Start of PROVIDED RECORDS
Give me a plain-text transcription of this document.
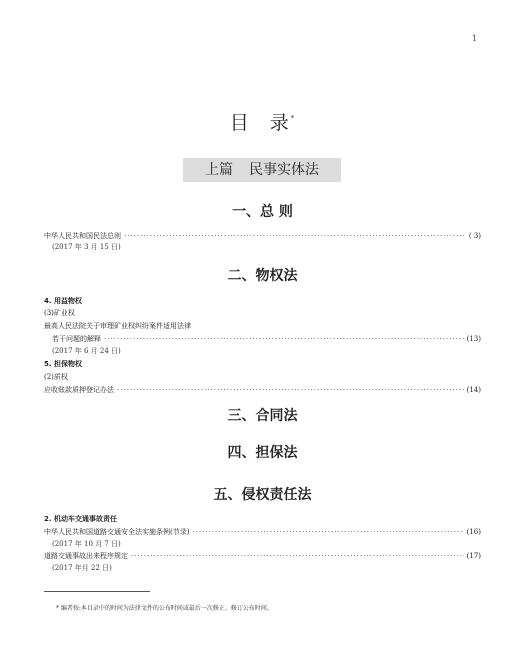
1
目 录*
上篇 民事实体法
一、总 则
中华人民共和国民法总则 ·····	( 3)
(2017 年 3 月 15 日)
二、物权法
4. 用益物权
(3)矿业权
最高人民法院关于审理矿业权纠纷案件适用法律
若干问题的解释 ·····	(13)
(2017 年 6 月 24 日)
5. 担保物权
(2)质权
应收账款质押登记办法 ·····	(14)
三、合同法
四、担保法
五、侵权责任法
2. 机动车交通事故责任
中华人民共和国道路交通安全法实施条例(节录) ·····	(16)
(2017 年 10 月 7 日)
道路交通事故出来程序规定 ·····	(17)
(2017 年月 22 日)
* 编者按:本目录中的时间为法律文件的公布时间或最后一次修正、修订公布时间。
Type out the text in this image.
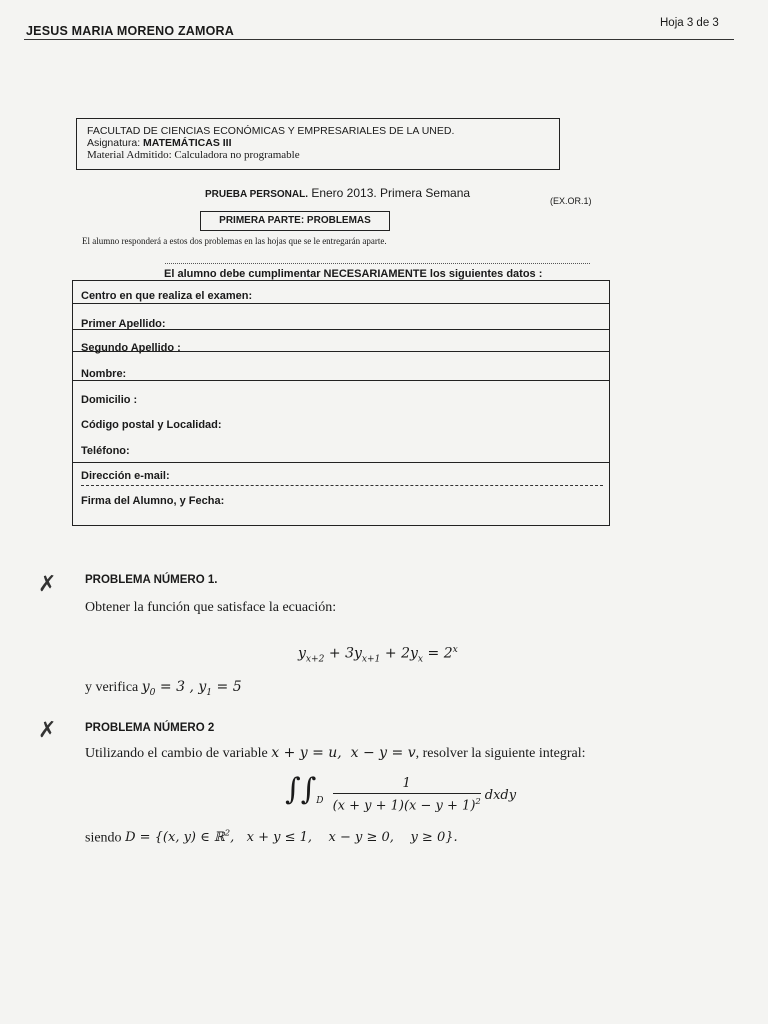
JESUS MARIA MORENO ZAMORA
Hoja 3 de 3
FACULTAD DE CIENCIAS ECONÓMICAS Y EMPRESARIALES DE LA UNED.
Asignatura: MATEMÁTICAS III
Material Admitido: Calculadora no programable
PRUEBA PERSONAL. Enero 2013. Primera Semana
(EX.OR.1)
PRIMERA PARTE: PROBLEMAS
El alumno responderá a estos dos problemas en las hojas que se le entregarán aparte.
El alumno debe cumplimentar NECESARIAMENTE los siguientes datos :
Centro en que realiza el examen:
Primer Apellido:
Segundo Apellido :
Nombre:
Domicilio :
Código postal y Localidad:
Teléfono:
Dirección e-mail:
Firma del Alumno, y Fecha:
✗ PROBLEMA NÚMERO 1.
Obtener la función que satisface la ecuación:
$y_{x+2} + 3y_{x+1} + 2y_x = 2^x$
y verifica $y_0 = 3$ , $y_1 = 5$
✗ PROBLEMA NÚMERO 2
Utilizando el cambio de variable x + y = u,  x − y = v, resolver la siguiente integral:
$\int\int_D \frac{1}{(x + y + 1)(x - y + 1)^2}$ dxdy
siendo D = {(x, y) ∈ ℝ$^2$,   x + y ≤ 1,    x − y ≥ 0,    y ≥ 0}.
End of PROVIDED RECORDS
*AIM OF THE EXERCISE*.
Reproduce each entry verbatim, excluding any embedded images.

*TASK OUTPUT*.
Give me a plain-text transcription of this document.
1
目 录*
上篇 民事实体法
一、总 则
中华人民共和国民法总则 ·····	( 3)
(2017 年 3 月 15 日)
二、物权法
4. 用益物权
(3)矿业权
最高人民法院关于审理矿业权纠纷案件适用法律
若干问题的解释 ·····	(13)
(2017 年 6 月 24 日)
5. 担保物权
(2)质权
应收账款质押登记办法 ·····	(14)
三、合同法
四、担保法
五、侵权责任法
2. 机动车交通事故责任
中华人民共和国道路交通安全法实施条例(节录) ·····	(16)
(2017 年 10 月 7 日)
道路交通事故出来程序规定 ·····	(17)
(2017 年月 22 日)
* 编者按:本目录中的时间为法律文件的公布时间或最后一次修正、修订公布时间。
Type out the text in this image.
JESUS MARIA MORENO ZAMORA
Hoja 3 de 3
FACULTAD DE CIENCIAS ECONÓMICAS Y EMPRESARIALES DE LA UNED.
Asignatura: MATEMÁTICAS III
Material Admitido: Calculadora no programable
PRUEBA PERSONAL. Enero 2013. Primera Semana
(EX.OR.1)
PRIMERA PARTE: PROBLEMAS
El alumno responderá a estos dos problemas en las hojas que se le entregarán aparte.
El alumno debe cumplimentar NECESARIAMENTE los siguientes datos :
Centro en que realiza el examen:
Primer Apellido:
Segundo Apellido :
Nombre:
Domicilio :
Código postal y Localidad:
Teléfono:
Dirección e-mail:
Firma del Alumno, y Fecha:
✗ PROBLEMA NÚMERO 1.
Obtener la función que satisface la ecuación:
$y_{x+2} + 3y_{x+1} + 2y_x = 2^x$
y verifica $y_0 = 3$ , $y_1 = 5$
✗ PROBLEMA NÚMERO 2
Utilizando el cambio de variable x + y = u,  x − y = v, resolver la siguiente integral:
$\int\int_D \frac{1}{(x + y + 1)(x - y + 1)^2}$ dxdy
siendo D = {(x, y) ∈ ℝ$^2$,   x + y ≤ 1,    x − y ≥ 0,    y ≥ 0}.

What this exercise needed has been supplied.